--- start DATA TO USE ---

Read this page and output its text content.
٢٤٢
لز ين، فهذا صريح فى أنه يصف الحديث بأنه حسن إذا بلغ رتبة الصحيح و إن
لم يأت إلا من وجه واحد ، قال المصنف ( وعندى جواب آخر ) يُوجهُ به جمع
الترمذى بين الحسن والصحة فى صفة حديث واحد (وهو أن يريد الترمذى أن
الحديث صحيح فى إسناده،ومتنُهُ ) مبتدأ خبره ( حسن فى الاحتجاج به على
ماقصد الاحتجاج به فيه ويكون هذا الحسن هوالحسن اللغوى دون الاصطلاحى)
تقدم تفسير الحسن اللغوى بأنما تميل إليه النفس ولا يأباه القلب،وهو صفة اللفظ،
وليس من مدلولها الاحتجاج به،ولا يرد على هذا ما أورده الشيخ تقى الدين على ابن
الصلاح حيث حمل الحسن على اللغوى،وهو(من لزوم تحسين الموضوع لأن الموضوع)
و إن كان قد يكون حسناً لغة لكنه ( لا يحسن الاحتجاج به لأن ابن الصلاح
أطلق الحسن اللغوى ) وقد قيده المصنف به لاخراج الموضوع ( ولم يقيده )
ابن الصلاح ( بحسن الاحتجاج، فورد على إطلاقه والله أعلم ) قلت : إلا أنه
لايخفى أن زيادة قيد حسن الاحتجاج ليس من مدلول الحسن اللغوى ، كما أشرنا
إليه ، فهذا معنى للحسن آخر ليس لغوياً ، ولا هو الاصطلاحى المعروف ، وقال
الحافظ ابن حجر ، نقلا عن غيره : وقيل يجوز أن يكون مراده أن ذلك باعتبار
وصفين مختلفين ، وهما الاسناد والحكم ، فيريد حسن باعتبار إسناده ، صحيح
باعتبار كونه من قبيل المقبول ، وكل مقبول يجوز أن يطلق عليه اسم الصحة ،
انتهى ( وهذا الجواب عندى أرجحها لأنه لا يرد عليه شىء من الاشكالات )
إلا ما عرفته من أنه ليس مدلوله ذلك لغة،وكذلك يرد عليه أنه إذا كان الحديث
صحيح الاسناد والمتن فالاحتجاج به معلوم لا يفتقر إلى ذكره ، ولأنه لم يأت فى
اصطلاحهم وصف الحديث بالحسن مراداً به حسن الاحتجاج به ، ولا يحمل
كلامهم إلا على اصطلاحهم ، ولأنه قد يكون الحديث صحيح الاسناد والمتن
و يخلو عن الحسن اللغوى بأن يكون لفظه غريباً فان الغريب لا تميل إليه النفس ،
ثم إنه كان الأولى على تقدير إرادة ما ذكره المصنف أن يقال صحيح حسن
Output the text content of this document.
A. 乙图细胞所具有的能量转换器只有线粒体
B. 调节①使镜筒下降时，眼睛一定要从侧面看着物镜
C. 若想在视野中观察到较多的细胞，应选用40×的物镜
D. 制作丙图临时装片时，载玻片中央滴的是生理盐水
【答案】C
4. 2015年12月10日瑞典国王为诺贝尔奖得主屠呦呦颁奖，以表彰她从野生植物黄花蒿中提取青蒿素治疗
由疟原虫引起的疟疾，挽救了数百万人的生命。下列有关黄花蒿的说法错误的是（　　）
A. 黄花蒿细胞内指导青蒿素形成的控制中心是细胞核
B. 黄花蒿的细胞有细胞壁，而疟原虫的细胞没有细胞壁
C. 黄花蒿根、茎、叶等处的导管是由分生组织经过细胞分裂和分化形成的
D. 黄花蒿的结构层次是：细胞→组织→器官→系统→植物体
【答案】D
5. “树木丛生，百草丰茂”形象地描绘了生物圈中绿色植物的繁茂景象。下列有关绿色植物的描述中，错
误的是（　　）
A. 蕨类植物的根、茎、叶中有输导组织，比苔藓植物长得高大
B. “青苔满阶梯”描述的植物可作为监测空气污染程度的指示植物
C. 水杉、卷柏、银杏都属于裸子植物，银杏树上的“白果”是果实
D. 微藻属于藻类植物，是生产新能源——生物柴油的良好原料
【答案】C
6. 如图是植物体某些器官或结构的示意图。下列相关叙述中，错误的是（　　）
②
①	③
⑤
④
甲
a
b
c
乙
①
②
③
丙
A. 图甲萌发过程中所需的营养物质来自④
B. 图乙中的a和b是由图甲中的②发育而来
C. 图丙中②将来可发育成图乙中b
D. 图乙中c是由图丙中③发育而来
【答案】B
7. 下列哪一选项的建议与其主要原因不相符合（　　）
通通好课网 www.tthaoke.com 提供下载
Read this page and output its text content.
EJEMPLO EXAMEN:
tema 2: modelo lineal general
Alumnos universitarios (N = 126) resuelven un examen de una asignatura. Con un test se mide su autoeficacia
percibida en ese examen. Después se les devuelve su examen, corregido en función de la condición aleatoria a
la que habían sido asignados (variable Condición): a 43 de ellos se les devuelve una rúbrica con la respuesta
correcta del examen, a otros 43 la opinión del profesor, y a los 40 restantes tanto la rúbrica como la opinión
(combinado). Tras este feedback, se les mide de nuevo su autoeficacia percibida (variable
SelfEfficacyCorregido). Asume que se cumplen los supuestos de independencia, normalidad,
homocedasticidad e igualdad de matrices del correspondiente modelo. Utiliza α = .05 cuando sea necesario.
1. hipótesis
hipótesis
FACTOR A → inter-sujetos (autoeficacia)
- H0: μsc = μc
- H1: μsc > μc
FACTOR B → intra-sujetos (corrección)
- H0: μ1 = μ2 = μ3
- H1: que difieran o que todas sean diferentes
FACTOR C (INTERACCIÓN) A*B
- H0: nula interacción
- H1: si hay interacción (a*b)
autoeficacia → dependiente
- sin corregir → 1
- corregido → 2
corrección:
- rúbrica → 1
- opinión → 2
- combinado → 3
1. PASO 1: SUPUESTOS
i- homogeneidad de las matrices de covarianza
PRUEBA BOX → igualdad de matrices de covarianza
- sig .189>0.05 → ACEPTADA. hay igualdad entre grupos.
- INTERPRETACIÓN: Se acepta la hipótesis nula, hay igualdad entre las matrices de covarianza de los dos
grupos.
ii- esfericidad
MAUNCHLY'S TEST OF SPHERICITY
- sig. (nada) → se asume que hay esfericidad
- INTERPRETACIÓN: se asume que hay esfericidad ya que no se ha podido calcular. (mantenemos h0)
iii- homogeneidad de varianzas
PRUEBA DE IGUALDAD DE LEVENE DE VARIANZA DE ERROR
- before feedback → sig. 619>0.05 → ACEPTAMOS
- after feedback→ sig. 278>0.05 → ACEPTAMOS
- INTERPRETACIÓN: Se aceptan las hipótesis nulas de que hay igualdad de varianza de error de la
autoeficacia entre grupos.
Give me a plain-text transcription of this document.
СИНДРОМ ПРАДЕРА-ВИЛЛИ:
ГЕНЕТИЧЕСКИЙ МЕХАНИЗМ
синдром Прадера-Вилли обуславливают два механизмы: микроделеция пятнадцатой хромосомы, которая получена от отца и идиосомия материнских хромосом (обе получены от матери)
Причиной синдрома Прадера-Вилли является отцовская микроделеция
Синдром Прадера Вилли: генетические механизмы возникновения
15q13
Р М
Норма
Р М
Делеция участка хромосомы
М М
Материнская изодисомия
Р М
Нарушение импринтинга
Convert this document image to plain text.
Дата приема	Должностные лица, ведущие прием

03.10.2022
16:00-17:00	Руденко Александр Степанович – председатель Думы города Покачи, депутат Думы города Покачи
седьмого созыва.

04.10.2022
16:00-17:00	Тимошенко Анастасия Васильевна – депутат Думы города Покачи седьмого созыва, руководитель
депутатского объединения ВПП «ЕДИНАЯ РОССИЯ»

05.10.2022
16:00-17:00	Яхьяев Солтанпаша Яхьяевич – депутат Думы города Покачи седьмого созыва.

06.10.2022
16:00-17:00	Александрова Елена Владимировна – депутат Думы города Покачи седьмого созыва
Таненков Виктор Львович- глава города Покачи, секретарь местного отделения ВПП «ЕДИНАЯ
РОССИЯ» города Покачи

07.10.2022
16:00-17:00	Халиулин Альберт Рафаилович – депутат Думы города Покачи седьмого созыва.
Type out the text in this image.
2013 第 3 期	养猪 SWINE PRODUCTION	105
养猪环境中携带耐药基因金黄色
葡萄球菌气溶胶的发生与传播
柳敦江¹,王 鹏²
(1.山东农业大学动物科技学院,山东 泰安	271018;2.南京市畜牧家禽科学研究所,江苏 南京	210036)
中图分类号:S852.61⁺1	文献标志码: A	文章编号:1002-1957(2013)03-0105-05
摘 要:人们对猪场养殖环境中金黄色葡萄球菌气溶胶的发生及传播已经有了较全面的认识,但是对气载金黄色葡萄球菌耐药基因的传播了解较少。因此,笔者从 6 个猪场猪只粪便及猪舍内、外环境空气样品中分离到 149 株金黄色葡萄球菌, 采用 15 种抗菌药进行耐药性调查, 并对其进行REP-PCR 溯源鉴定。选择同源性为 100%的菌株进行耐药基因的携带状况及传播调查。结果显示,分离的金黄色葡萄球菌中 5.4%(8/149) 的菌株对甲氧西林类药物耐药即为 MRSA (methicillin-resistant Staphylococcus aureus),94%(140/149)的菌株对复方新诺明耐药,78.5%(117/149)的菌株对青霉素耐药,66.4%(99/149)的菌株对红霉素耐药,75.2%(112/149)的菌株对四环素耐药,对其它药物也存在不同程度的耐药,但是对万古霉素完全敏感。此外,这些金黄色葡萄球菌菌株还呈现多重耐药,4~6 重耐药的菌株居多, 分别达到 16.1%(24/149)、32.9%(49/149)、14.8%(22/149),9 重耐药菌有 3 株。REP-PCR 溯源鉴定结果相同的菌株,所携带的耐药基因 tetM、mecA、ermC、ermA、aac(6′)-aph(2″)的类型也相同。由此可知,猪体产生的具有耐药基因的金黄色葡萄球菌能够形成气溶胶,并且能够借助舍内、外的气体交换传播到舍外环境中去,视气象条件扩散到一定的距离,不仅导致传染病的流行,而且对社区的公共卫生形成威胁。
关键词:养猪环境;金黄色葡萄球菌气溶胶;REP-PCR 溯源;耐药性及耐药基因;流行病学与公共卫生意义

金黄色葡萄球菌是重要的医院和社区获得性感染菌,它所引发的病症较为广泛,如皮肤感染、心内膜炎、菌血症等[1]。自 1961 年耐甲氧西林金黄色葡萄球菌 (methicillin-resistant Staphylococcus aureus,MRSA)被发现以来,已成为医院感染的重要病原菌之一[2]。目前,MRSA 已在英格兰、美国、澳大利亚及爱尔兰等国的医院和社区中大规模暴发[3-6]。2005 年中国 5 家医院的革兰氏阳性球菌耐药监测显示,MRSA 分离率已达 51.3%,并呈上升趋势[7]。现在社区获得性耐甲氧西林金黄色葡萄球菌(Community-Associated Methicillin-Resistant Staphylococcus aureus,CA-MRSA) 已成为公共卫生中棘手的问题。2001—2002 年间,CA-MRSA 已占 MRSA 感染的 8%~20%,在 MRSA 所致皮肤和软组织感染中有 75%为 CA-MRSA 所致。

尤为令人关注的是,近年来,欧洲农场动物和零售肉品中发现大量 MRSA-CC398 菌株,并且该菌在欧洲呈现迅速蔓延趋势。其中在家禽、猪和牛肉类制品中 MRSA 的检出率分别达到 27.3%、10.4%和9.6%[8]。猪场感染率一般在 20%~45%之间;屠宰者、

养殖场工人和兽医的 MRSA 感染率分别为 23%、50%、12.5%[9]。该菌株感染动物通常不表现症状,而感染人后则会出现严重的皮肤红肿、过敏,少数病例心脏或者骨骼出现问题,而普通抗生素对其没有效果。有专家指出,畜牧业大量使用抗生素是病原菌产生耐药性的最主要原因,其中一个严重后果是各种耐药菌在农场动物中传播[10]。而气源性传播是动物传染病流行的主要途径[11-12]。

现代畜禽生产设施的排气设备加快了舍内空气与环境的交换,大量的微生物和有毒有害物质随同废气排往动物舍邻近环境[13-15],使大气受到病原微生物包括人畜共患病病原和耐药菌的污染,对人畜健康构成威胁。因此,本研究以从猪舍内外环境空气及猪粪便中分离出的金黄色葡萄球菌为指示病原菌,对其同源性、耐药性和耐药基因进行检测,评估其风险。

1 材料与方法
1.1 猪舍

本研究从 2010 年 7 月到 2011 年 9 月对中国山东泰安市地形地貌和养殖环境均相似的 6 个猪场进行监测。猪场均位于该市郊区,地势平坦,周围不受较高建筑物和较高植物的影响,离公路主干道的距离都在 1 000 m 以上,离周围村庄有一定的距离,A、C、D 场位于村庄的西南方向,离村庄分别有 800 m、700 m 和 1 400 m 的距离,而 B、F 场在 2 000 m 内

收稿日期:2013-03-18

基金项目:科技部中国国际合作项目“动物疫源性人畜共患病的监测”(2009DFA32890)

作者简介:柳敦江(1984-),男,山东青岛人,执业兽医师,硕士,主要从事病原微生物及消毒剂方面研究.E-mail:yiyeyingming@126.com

--- end DATA TO USE ---

• [THE EXERCISE] Among these entries, how many lines include the string "variable"? Reply with the number by itself.

• [EXERCISE OUTPUT] 2